**What needs to be done:** Retype the listing that follows, exactly as written.

**Supplied entries:**
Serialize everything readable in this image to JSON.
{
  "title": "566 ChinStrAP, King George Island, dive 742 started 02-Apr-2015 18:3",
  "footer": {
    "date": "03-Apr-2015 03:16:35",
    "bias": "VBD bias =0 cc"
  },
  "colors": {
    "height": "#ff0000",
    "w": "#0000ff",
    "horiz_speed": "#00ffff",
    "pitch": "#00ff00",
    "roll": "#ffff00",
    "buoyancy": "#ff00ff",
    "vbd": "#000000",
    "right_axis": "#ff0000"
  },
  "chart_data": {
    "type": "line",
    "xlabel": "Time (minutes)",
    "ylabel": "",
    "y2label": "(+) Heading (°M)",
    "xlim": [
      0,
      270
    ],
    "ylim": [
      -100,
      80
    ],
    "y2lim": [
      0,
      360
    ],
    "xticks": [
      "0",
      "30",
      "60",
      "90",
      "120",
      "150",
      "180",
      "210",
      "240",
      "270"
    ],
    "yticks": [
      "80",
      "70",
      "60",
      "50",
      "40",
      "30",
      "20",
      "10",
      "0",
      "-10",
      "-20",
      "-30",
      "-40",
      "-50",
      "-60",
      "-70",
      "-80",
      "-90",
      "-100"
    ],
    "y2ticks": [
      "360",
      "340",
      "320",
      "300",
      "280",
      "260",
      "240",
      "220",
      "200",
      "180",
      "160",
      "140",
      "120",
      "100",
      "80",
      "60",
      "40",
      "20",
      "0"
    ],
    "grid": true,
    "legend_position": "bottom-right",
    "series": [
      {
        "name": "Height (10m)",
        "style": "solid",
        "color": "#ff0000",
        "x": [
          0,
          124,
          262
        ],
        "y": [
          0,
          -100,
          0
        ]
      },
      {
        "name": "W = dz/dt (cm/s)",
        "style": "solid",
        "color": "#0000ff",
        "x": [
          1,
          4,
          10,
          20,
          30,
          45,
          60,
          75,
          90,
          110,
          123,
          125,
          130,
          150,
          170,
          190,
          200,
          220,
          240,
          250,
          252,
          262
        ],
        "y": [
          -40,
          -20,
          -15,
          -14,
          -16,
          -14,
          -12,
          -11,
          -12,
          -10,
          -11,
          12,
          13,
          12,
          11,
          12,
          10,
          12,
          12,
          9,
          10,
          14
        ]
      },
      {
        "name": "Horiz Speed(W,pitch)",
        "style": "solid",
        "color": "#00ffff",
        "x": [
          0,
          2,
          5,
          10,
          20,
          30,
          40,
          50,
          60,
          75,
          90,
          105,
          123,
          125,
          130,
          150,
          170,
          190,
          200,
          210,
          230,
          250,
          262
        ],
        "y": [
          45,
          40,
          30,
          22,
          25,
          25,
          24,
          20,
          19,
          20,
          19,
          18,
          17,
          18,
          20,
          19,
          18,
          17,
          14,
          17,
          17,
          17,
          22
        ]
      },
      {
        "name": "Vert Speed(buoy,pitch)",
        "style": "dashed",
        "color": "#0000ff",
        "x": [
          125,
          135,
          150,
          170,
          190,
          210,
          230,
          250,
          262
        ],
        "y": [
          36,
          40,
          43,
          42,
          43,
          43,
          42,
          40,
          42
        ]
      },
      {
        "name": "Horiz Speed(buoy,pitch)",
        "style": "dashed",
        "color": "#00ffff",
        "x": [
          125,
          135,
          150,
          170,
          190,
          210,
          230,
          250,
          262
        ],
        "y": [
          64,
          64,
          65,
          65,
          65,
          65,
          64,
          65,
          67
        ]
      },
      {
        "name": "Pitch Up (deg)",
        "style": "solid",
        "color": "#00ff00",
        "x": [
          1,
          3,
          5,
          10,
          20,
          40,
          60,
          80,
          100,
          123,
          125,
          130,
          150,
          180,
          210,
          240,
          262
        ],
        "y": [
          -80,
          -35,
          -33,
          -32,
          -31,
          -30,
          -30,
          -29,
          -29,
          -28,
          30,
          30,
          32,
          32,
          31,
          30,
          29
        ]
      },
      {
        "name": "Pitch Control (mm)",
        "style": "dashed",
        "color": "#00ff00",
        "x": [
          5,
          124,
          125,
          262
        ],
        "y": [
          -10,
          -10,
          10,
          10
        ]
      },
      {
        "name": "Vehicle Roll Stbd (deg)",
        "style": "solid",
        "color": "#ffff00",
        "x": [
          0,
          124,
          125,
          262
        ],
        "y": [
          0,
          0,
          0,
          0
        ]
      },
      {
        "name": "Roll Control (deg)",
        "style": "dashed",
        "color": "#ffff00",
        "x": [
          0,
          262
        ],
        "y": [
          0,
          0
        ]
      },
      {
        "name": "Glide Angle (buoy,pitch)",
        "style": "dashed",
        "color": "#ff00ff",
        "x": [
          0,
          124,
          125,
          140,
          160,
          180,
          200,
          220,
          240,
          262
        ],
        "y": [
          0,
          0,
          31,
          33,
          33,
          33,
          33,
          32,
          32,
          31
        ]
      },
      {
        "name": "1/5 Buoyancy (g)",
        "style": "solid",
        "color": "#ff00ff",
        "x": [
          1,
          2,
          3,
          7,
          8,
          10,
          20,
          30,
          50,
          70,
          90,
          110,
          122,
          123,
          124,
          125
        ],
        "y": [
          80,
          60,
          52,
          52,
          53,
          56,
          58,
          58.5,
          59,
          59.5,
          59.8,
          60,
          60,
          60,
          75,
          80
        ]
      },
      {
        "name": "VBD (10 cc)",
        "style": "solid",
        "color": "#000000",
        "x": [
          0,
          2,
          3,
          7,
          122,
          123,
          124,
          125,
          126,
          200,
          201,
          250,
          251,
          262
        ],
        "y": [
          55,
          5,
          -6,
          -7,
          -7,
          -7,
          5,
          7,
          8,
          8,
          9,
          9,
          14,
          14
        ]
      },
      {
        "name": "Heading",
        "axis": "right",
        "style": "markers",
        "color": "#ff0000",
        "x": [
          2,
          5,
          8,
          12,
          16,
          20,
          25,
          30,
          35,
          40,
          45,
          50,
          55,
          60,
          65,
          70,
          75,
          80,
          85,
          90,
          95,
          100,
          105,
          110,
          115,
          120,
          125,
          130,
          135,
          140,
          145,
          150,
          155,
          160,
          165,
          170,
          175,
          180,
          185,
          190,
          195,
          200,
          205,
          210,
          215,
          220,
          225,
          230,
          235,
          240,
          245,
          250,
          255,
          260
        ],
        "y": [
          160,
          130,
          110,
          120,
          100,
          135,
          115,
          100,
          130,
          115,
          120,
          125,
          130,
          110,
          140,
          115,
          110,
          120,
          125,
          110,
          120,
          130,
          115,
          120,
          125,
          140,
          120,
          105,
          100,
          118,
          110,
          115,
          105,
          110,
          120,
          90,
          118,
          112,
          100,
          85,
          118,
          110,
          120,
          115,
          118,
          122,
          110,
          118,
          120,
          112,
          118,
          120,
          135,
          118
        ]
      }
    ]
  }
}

**Exercise result:**
Serialize everything readable in this image to JSON.
{
  "title": "566 ChinStrAP, King George Island, dive 742 started 02-Apr-2015 18:3",
  "footer": {
    "date": "03-Apr-2015 03:16:35",
    "bias": "VBD bias =0 cc"
  },
  "colors": {
    "height": "#ff0000",
    "w": "#0000ff",
    "horiz_speed": "#00ffff",
    "pitch": "#00ff00",
    "roll": "#ffff00",
    "buoyancy": "#ff00ff",
    "vbd": "#000000",
    "right_axis": "#ff0000"
  },
  "chart_data": {
    "type": "line",
    "xlabel": "Time (minutes)",
    "ylabel": "",
    "y2label": "(+) Heading (°M)",
    "xlim": [
      0,
      270
    ],
    "ylim": [
      -100,
      80
    ],
    "y2lim": [
      0,
      360
    ],
    "xticks": [
      "0",
      "30",
      "60",
      "90",
      "120",
      "150",
      "180",
      "210",
      "240",
      "270"
    ],
    "yticks": [
      "80",
      "70",
      "60",
      "50",
      "40",
      "30",
      "20",
      "10",
      "0",
      "-10",
      "-20",
      "-30",
      "-40",
      "-50",
      "-60",
      "-70",
      "-80",
      "-90",
      "-100"
    ],
    "y2ticks": [
      "360",
      "340",
      "320",
      "300",
      "280",
      "260",
      "240",
      "220",
      "200",
      "180",
      "160",
      "140",
      "120",
      "100",
      "80",
      "60",
      "40",
      "20",
      "0"
    ],
    "grid": true,
    "legend_position": "bottom-right",
    "series": [
      {
        "name": "Height (10m)",
        "style": "solid",
        "color": "#ff0000",
        "x": [
          0,
          124,
          262
        ],
        "y": [
          0,
          -100,
          0
        ]
      },
      {
        "name": "W = dz/dt (cm/s)",
        "style": "solid",
        "color": "#0000ff",
        "x": [
          1,
          4,
          10,
          20,
          30,
          45,
          60,
          75,
          90,
          110,
          123,
          125,
          130,
          150,
          170,
          190,
          200,
          220,
          240,
          250,
          252,
          262
        ],
        "y": [
          -40,
          -20,
          -15,
          -14,
          -16,
          -14,
          -12,
          -11,
          -12,
          -10,
          -11,
          12,
          13,
          12,
          11,
          12,
          10,
          12,
          12,
          9,
          10,
          14
        ]
      },
      {
        "name": "Horiz Speed(W,pitch)",
        "style": "solid",
        "color": "#00ffff",
        "x": [
          0,
          2,
          5,
          10,
          20,
          30,
          40,
          50,
          60,
          75,
          90,
          105,
          123,
          125,
          130,
          150,
          170,
          190,
          200,
          210,
          230,
          250,
          262
        ],
        "y": [
          45,
          40,
          30,
          22,
          25,
          25,
          24,
          20,
          19,
          20,
          19,
          18,
          17,
          18,
          20,
          19,
          18,
          17,
          14,
          17,
          17,
          17,
          22
        ]
      },
      {
        "name": "Vert Speed(buoy,pitch)",
        "style": "dashed",
        "color": "#0000ff",
        "x": [
          125,
          135,
          150,
          170,
          190,
          210,
          230,
          250,
          262
        ],
        "y": [
          36,
          40,
          43,
          42,
          43,
          43,
          42,
          40,
          42
        ]
      },
      {
        "name": "Horiz Speed(buoy,pitch)",
        "style": "dashed",
        "color": "#00ffff",
        "x": [
          125,
          135,
          150,
          170,
          190,
          210,
          230,
          250,
          262
        ],
        "y": [
          64,
          64,
          65,
          65,
          65,
          65,
          64,
          65,
          67
        ]
      },
      {
        "name": "Pitch Up (deg)",
        "style": "solid",
        "color": "#00ff00",
        "x": [
          1,
          3,
          5,
          10,
          20,
          40,
          60,
          80,
          100,
          123,
          125,
          130,
          150,
          180,
          210,
          240,
          262
        ],
        "y": [
          -80,
          -35,
          -33,
          -32,
          -31,
          -30,
          -30,
          -29,
          -29,
          -28,
          30,
          30,
          32,
          32,
          31,
          30,
          29
        ]
      },
      {
        "name": "Pitch Control (mm)",
        "style": "dashed",
        "color": "#00ff00",
        "x": [
          5,
          124,
          125,
          262
        ],
        "y": [
          -10,
          -10,
          10,
          10
        ]
      },
      {
        "name": "Vehicle Roll Stbd (deg)",
        "style": "solid",
        "color": "#ffff00",
        "x": [
          0,
          124,
          125,
          262
        ],
        "y": [
          0,
          0,
          0,
          0
        ]
      },
      {
        "name": "Roll Control (deg)",
        "style": "dashed",
        "color": "#ffff00",
        "x": [
          0,
          262
        ],
        "y": [
          0,
          0
        ]
      },
      {
        "name": "Glide Angle (buoy,pitch)",
        "style": "dashed",
        "color": "#ff00ff",
        "x": [
          0,
          124,
          125,
          140,
          160,
          180,
          200,
          220,
          240,
          262
        ],
        "y": [
          0,
          0,
          31,
          33,
          33,
          33,
          33,
          32,
          32,
          31
        ]
      },
      {
        "name": "1/5 Buoyancy (g)",
        "style": "solid",
        "color": "#ff00ff",
        "x": [
          1,
          2,
          3,
          7,
          8,
          10,
          20,
          30,
          50,
          70,
          90,
          110,
          122,
          123,
          124,
          125
        ],
        "y": [
          80,
          60,
          52,
          52,
          53,
          56,
          58,
          58.5,
          59,
          59.5,
          59.8,
          60,
          60,
          60,
          75,
          80
        ]
      },
      {
        "name": "VBD (10 cc)",
        "style": "solid",
        "color": "#000000",
        "x": [
          0,
          2,
          3,
          7,
          122,
          123,
          124,
          125,
          126,
          200,
          201,
          250,
          251,
          262
        ],
        "y": [
          55,
          5,
          -6,
          -7,
          -7,
          -7,
          5,
          7,
          8,
          8,
          9,
          9,
          14,
          14
        ]
      },
      {
        "name": "Heading",
        "axis": "right",
        "style": "markers",
        "color": "#ff0000",
        "x": [
          2,
          5,
          8,
          12,
          16,
          20,
          25,
          30,
          35,
          40,
          45,
          50,
          55,
          60,
          65,
          70,
          75,
          80,
          85,
          90,
          95,
          100,
          105,
          110,
          115,
          120,
          125,
          130,
          135,
          140,
          145,
          150,
          155,
          160,
          165,
          170,
          175,
          180,
          185,
          190,
          195,
          200,
          205,
          210,
          215,
          220,
          225,
          230,
          235,
          240,
          245,
          250,
          255,
          260
        ],
        "y": [
          160,
          130,
          110,
          120,
          100,
          135,
          115,
          100,
          130,
          115,
          120,
          125,
          130,
          110,
          140,
          115,
          110,
          120,
          125,
          110,
          120,
          130,
          115,
          120,
          125,
          140,
          120,
          105,
          100,
          118,
          110,
          115,
          105,
          110,
          120,
          90,
          118,
          112,
          100,
          85,
          118,
          110,
          120,
          115,
          118,
          122,
          110,
          118,
          120,
          112,
          118,
          120,
          135,
          118
        ]
      }
    ]
  }
}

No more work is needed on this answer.